**TEXT SEGMENT**
- - -
God is the loving ruler of the world. He made it, and He made us to rule and care for the world--under His authority.
Revelation 4:11
“Worthy are you, our Lord and God,
to receive glory and honor and power,
for you created all things,
and by your will they existed and were created.”
When we look at the world, however, we can see that things are not the way they should be. This is because we reject God as our ruler by trying to run our lives without Him.
Romans 3:10-13
10 as it is written:
“None is righteous, no, not one;
11 no one understands;
no one seeks for God.
12 All have turned aside; together they have become worthless;
no one does good,
not even one.”
13 “Their throat is an open grave;
they use their tongues to deceive.”
“The venom of asps is under their lips.”
Note this carefully: Some people rebel quietly by just ignoring God. Others rebel more visibly by doing things that everyone recognizes as sinful. But either way, it’s rebellion against God.
God cares enough about us to take our rebellion seriously and to call us to account.
Hebrews 9:27
And just as it is appointed for man to die once, and after that comes judgment,
God’s punishment for rebellion is death and judgment. this might sound hard, and many people don’t like to believe that God could feel so strongly about rebellion. But justice isn’t justice unless it brings sin to account. It’s simply wrong to turn a blind eye.
The bad news is very bad, but the good news is wonderful. God has provided a remedy for the disastrous position in which we find ourselves.
God loved the world so much that He sent His Son into the world--Jesus Christ. Jesus obeyed God completely. He was the one person who deserved no punishment. He lived a wonderful life of selfless giving, truth, and integrity, but He was executed as a common criminal. By dying on the cross, He, the perfect Man, took our punishment and brought us free forgiveness.
1 Peter 3:18
For Christ also suffered once for sins, the righteous for the unrighteous, that he might bring us to God, being put to death in the flesh but made alive in the spirit,
The death of Jesus is not the end of the story. Before He died, Jesus said He would come back from the grave after three days. At the time nobody believed Him. But then ...
God accepted Jesus’ death as payment in full for our sins and raised Him from the dead. The risen Jesus is now what humanity was always meant to be: God’s ruler of the world. Jesus has conquered death and now gives new life to us. One day He will return to judge the world.
Philippians 2:9-11
9 Therefore God has highly exalted him and bestowed on him the name that is above every name, 10 so that at the name of Jesus every knee should bow, in heaven and on earth and under the earth, 11 and every tongue confess that Jesus Christ is Lord, to the glory of God the Father.
- - -
Box annotation data:
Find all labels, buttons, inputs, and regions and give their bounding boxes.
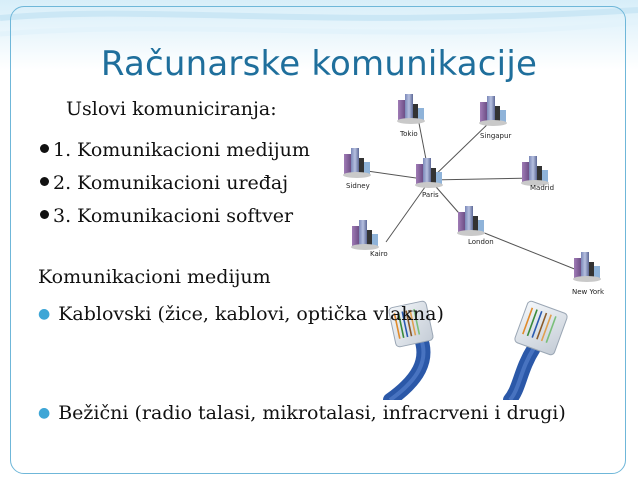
city-label: Kairo (370, 250, 388, 258)
bullet-dot-icon (40, 177, 49, 186)
computer-tower-icon (397, 94, 425, 124)
condition-text: 1. Komunikacioni medijum (53, 139, 310, 161)
city-label: Singapur (480, 132, 512, 140)
media-text: Kablovski (žice, kablovi, optička vlakna) (58, 303, 444, 325)
media-text: Bežični (radio talasi, mikrotalasi, infracrveni i drugi) (58, 402, 566, 424)
computer-tower-icon (343, 148, 371, 178)
computer-tower-icon (351, 220, 379, 250)
city-label: Madrid (530, 184, 555, 192)
bullet-dot-icon (40, 144, 49, 153)
media-item (38, 303, 444, 325)
computer-tower-icon (521, 156, 549, 186)
city-label: Tokio (400, 130, 418, 138)
computer-tower-icon (457, 206, 485, 236)
computer-tower-icon (573, 252, 601, 282)
slide-title: Računarske komunikacije (100, 44, 538, 84)
bullet-dot-icon: ● (38, 405, 51, 421)
city-label: New York (572, 288, 605, 296)
city-label: London (468, 238, 494, 246)
ethernet-connector-icon (510, 300, 568, 400)
network-diagram (330, 86, 620, 302)
computer-tower-icon (479, 96, 507, 126)
condition-item (40, 172, 288, 194)
condition-text: 3. Komunikacioni softver (53, 205, 294, 227)
bullet-dot-icon: ● (38, 306, 51, 322)
condition-item (40, 139, 310, 161)
computer-tower-icon (415, 158, 443, 188)
media-item (38, 402, 566, 424)
city-label: Sidney (346, 182, 370, 190)
condition-text: 2. Komunikacioni uređaj (53, 172, 289, 194)
city-label: Paris (422, 191, 439, 199)
condition-item (40, 205, 293, 227)
bullet-dot-icon (40, 210, 49, 219)
conditions-heading: Uslovi komuniciranja: (66, 98, 277, 120)
section-heading: Komunikacioni medijum (38, 266, 271, 288)
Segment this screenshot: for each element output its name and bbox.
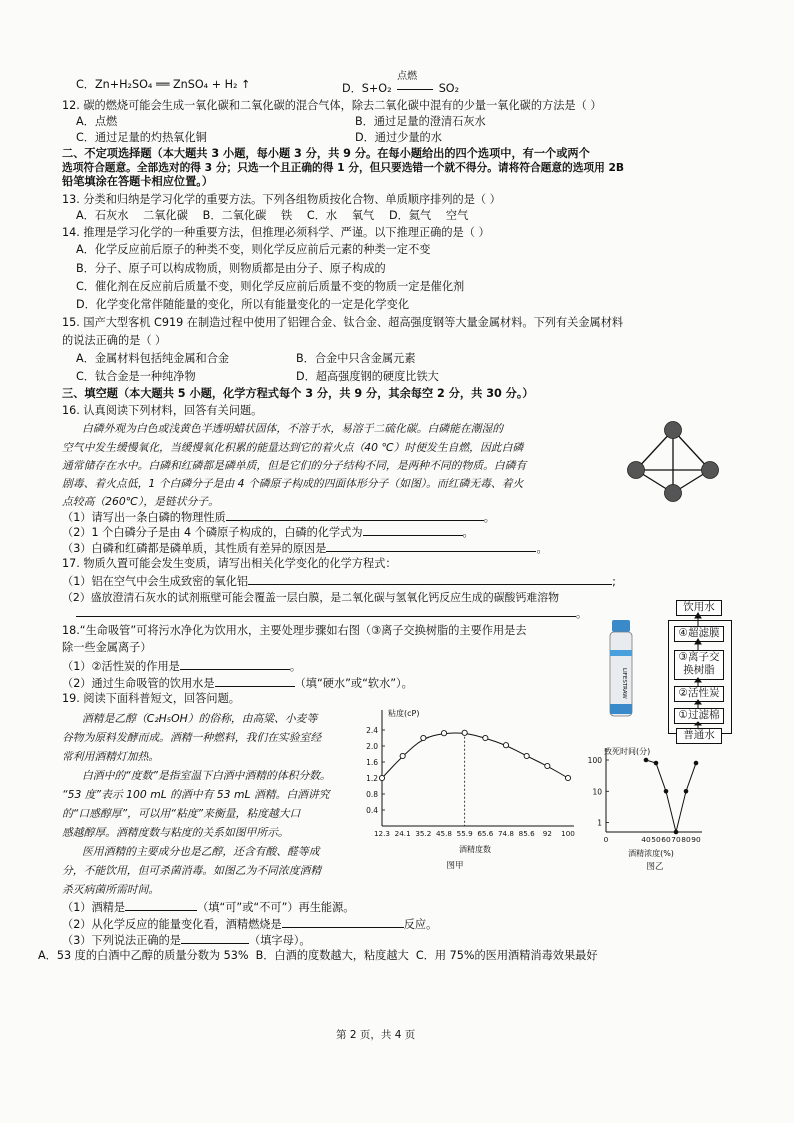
q19-passage-line2: 谷物为原料发酵而成。酒精一种燃料，我们在实验室经 [62, 731, 322, 744]
straw-band [610, 650, 632, 656]
q18-stem-line2: 除一些金属离子） [62, 641, 152, 654]
data-point [684, 789, 689, 794]
y-tick-label: 2.0 [366, 742, 378, 751]
data-point [545, 763, 550, 768]
viscosity-series-line [382, 733, 568, 778]
q19-passage-line9: 分，不能饮用，但可杀菌消毒。如图乙为不同浓度酒精 [62, 864, 322, 877]
q15-option-c: C．钛合金是一种纯净物 [76, 370, 196, 383]
q19-answer-blank-3[interactable] [181, 933, 249, 944]
data-point [694, 761, 699, 766]
straw-brand-label: LIFESTRAW [621, 668, 627, 699]
q12-option-b: B．通过足量的澄清石灰水 [355, 115, 486, 128]
q14-option-b: B．分子、原子可以构成物质，则物质都是由分子、原子构成的 [76, 262, 386, 275]
flow-box-ion-exchange: ③离子交 换树脂 [674, 650, 724, 680]
q12-stem: 12. 碳的燃烧可能会生成一氧化碳和二氧化碳的混合气体，除去二氧化碳中混有的少量一氧化碳的方法是（ ） [62, 99, 602, 112]
kill-time-series-line [646, 760, 696, 832]
q16-passage-line4: 剧毒、着火点低，1 个白磷分子是由 4 个磷原子构成的四面体形分子（如图）。而红磷无毒、着火 [62, 477, 524, 490]
data-point [441, 731, 446, 736]
q19-answer-blank-1[interactable] [125, 900, 197, 911]
data-point [462, 730, 467, 735]
x-tick-label: 90 [691, 835, 701, 844]
q14-option-c: C．催化剂在反应前后质量不变，则化学反应前后质量不变的物质一定是催化剂 [76, 280, 465, 293]
chart-title: 图甲 [446, 861, 464, 870]
data-point [664, 789, 669, 794]
q16-sub3: （3）白磷和红磷都是磷单质，其性质有差异的原因是 。 [62, 542, 548, 555]
y-tick-label: 0.4 [366, 806, 378, 815]
flow-arrowhead [695, 700, 701, 704]
straw-bottom-band [610, 704, 632, 714]
q17-answer-blank-2[interactable] [76, 606, 576, 617]
q19-sub1: （1）酒精是 （填“可”或“不可”）再生能源。 [62, 901, 355, 914]
section2-line1: 二、不定项选择题（本大题共 3 小题，每小题 3 分，共 9 分。在每小题给出的四个选项中，有一个或两个 [62, 147, 590, 160]
y-tick-label: 1.6 [366, 758, 378, 767]
y-tick-label: 2.4 [366, 726, 378, 735]
page-footer: 第 2 页，共 4 页 [336, 1029, 416, 1041]
x-tick-label: 80 [681, 835, 691, 844]
phosphorus-atom [665, 485, 682, 502]
q16-sub2: （2）1 个白磷分子是由 4 个磷原子构成的，白磷的化学式为 。 [62, 526, 474, 539]
section2-line2: 选项符合题意。全部选对的得 3 分；只选一个且正确的得 1 分，但只要选错一个就不得分。请将符合题意的选项用 2B [62, 161, 625, 174]
straw-body [610, 632, 632, 716]
q16-answer-blank-1[interactable] [226, 510, 484, 521]
y-axis-label: 致死时间(分) [604, 747, 651, 756]
q13-options: A．石灰水 二氧化碳 B．二氧化碳 铁 C．水 氧气 D．氦气 空气 [76, 209, 469, 222]
q19-passage-line10: 杀灭病菌所需时间。 [62, 883, 160, 896]
flow-box-ultrafiltration: ④超滤膜 [674, 626, 724, 642]
q15-stem-line2: 的说法正确的是（ ） [62, 334, 167, 347]
q12-option-d: D．通过少量的水 [355, 131, 442, 144]
q18-answer-blank-2[interactable] [215, 676, 295, 687]
flow-box-ordinary-water: 普通水 [676, 728, 722, 744]
q11-option-c: C．Zn+H₂SO₄ ══ ZnSO₄ + H₂ ↑ [76, 78, 251, 91]
y-tick-label: 10 [592, 787, 602, 797]
q16-stem: 16. 认真阅读下列材料，回答有关问题。 [62, 404, 263, 417]
x-tick-label: 65.6 [477, 829, 494, 838]
q19-passage-line5: “53 度”表示 100 mL 的酒中有 53 mL 酒精。白酒讲究 [62, 788, 330, 801]
q16-answer-blank-3[interactable] [326, 541, 536, 552]
q17-sub2-line: 。 [76, 606, 587, 621]
flow-box-activated-carbon: ②活性炭 [674, 686, 724, 702]
x-tick-label: 40 [641, 835, 651, 844]
q13-stem: 13. 分类和归纳是学习化学的重要方法。下列各组物质按化合物、单质顺序排列的是（ ） [62, 193, 501, 206]
section2-line3: 铅笔填涂在答题卡相应位置。） [62, 175, 214, 188]
q17-answer-blank-1[interactable] [248, 574, 612, 585]
x-tick-label: 50 [651, 835, 661, 844]
q19-option-b: B．白酒的度数越大，粘度越大 [255, 949, 409, 962]
y-tick-label: 100 [587, 756, 602, 765]
flow-arrowhead [695, 639, 701, 644]
data-point [483, 735, 488, 740]
phosphorus-atom [665, 422, 682, 439]
phosphorus-atom [702, 462, 719, 479]
q15-option-d: D．超高强度钢的硬度比铁大 [296, 370, 439, 383]
q16-passage-line3: 通常储存在水中。白磷和红磷都是磷单质，但是它们的分子结构不同，是两种不同的物质。白磷有 [62, 459, 527, 472]
kill-time-chart [576, 740, 716, 870]
y-tick-label: 1.2 [366, 774, 378, 783]
q18-answer-blank-1[interactable] [180, 659, 290, 670]
q16-sub1: （1）请写出一条白磷的物理性质 。 [62, 511, 495, 524]
x-tick-label: 24.1 [394, 829, 411, 838]
q14-stem: 14. 推理是学习化学的一种重要方法，但推理必须科学、严谨。以下推理正确的是（ ） [62, 226, 490, 239]
data-point [674, 830, 679, 835]
data-point [654, 761, 659, 766]
phosphorus-atom [628, 462, 645, 479]
lifestraw-product-image [596, 618, 646, 728]
q19-passage-line1: 酒精是乙醇（C₂H₅OH）的俗称，由高粱、小麦等 [82, 712, 318, 725]
q11-option-d: D．S+O₂ 点燃 SO₂ [342, 71, 460, 95]
q18-sub2: （2）通过生命吸管的饮用水是 （填“硬水”或“软水”）。 [62, 677, 413, 690]
data-point [421, 735, 426, 740]
q19-options [38, 949, 598, 963]
flow-box-drinking-water: 饮用水 [676, 600, 722, 616]
y-axis-label: 粘度(cP) [388, 709, 420, 718]
x-axis-label: 酒精浓度(%) [628, 849, 674, 858]
q19-stem: 19. 阅读下面科普短文，回答问题。 [62, 692, 240, 705]
q12-option-c: C．通过足量的灼热氧化铜 [76, 131, 207, 144]
white-phosphorus-tetrahedron-diagram [618, 420, 728, 505]
q11-ignition-condition: 点燃 [397, 71, 418, 82]
y-tick-label: 1 [597, 818, 602, 828]
q15-option-a: A．金属材料包括纯金属和合金 [76, 352, 230, 365]
x-tick-label: 60 [661, 835, 671, 844]
x-tick-label: 12.3 [373, 829, 391, 838]
data-point [565, 775, 570, 780]
flow-arrowhead [695, 678, 701, 682]
q16-passage-line2: 空气中发生缓慢氧化，当缓慢氧化积累的能量达到它的着火点（40 ℃）时便发生自燃，因此白磷 [62, 441, 524, 454]
q16-passage-line1: 白磷外观为白色或浅黄色半透明蜡状固体，不溶于水，易溶于二硫化碳。白磷能在潮湿的 [82, 422, 504, 435]
q19-passage-line3: 常利用酒精灯加热。 [62, 750, 160, 763]
q19-option-a: A．53 度的白酒中乙醇的质量分数为 53% [38, 949, 249, 962]
q17-sub1: （1）铝在空气中会生成致密的氧化铝 ; [62, 575, 616, 588]
data-point [644, 758, 649, 763]
q19-passage-line4: 白酒中的“度数”是指室温下白酒中酒精的体积分数。 [82, 769, 331, 782]
data-point [400, 753, 405, 758]
q19-passage-line6: 的“口感醇厚”，可以用“粘度”来衡量，粘度越大口 [62, 807, 301, 820]
q19-option-c: C．用 75%的医用酒精消毒效果最好 [415, 949, 598, 962]
x-tick-label: 92 [542, 829, 552, 838]
q12-option-a: A．点燃 [76, 115, 118, 128]
q19-answer-blank-2[interactable] [282, 917, 404, 928]
x-tick-label: 74.8 [497, 829, 515, 838]
q18-stem-line1: 18.“生命吸管”可将污水净化为饮用水，主要处理步骤如右图（③离子交换树脂的主要作用是去 [62, 624, 527, 637]
q14-option-d: D．化学变化常伴随能量的变化，所以有能量变化的一定是化学变化 [76, 298, 410, 311]
flow-box-cotton-filter: ①过滤棉 [674, 708, 724, 724]
q19-sub3: （3）下列说法正确的是 （填字母）。 [62, 934, 311, 947]
q18-sub1: （1）②活性炭的作用是 。 [62, 660, 302, 673]
y-tick-label: 0.8 [366, 790, 378, 799]
data-point [503, 743, 508, 748]
q19-sub2: （2）从化学反应的能量变化看，酒精燃烧是 反应。 [62, 918, 438, 931]
q16-passage-line5: 点较高（260℃），是链状分子。 [62, 495, 219, 508]
q17-stem: 17. 物质久置可能会发生变质，请写出相关化学变化的化学方程式： [62, 557, 397, 570]
x-tick-label: 70 [671, 835, 681, 844]
data-point [524, 753, 529, 758]
straw-cap [612, 620, 630, 632]
data-point [379, 775, 384, 780]
q19-passage-line7: 感越醇厚。酒精度数与粘度的关系如图甲所示。 [62, 826, 289, 839]
x-tick-label: 55.9 [456, 829, 473, 838]
flow-arrows [690, 612, 710, 730]
x-tick-label: 100 [561, 829, 575, 838]
x-tick-label: 45.8 [435, 829, 453, 838]
q19-passage-line8: 医用酒精的主要成分也是乙醇，还含有酸、醛等成 [82, 845, 320, 858]
q15-option-b: B．合金中只含金属元素 [296, 352, 416, 365]
q17-sub2: （2）盛放澄清石灰水的试剂瓶壁可能会覆盖一层白膜，是二氧化碳与氢氧化钙反应生成的碳酸钙难溶物 [62, 591, 560, 604]
section3-header: 三、填空题（本大题共 5 小题，化学方程式每个 3 分，共 9 分，其余每空 2 分，共 30 分。） [62, 387, 534, 400]
x-tick-label: 35.2 [415, 829, 432, 838]
x-axis-label: 酒精度数 [459, 845, 491, 854]
x-tick-label: 85.6 [518, 829, 535, 838]
viscosity-chart [360, 702, 582, 870]
chart-title: 图乙 [646, 862, 664, 870]
flow-arrowhead [695, 613, 701, 618]
q14-option-a: A．化学反应前后原子的种类不变，则化学反应前后元素的种类一定不变 [76, 243, 431, 256]
q15-stem-line1: 15. 国产大型客机 C919 在制造过程中使用了铝锂合金、钛合金、超高强度钢等大量金属材料。下列有关金属材料 [62, 316, 624, 329]
flow-arrowhead [695, 722, 701, 725]
x-tick-label: 0 [603, 835, 609, 844]
q16-answer-blank-2[interactable] [363, 525, 463, 536]
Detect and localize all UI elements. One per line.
- - -
**TASK DESCRIPTION**
Please retype the passage on God and rebellion from "Philippians 2:9-11" to "God the Father.". The records have nothing to do with the passage on God and rebellion.

**RESPONSE**
Philippians 2:9-11
9 Therefore God has highly exalted him and bestowed on him the name that is above every name, 10 so that at the name of Jesus every knee should bow, in heaven and on earth and under the earth, 11 and every tongue confess that Jesus Christ is Lord, to the glory of God the Father.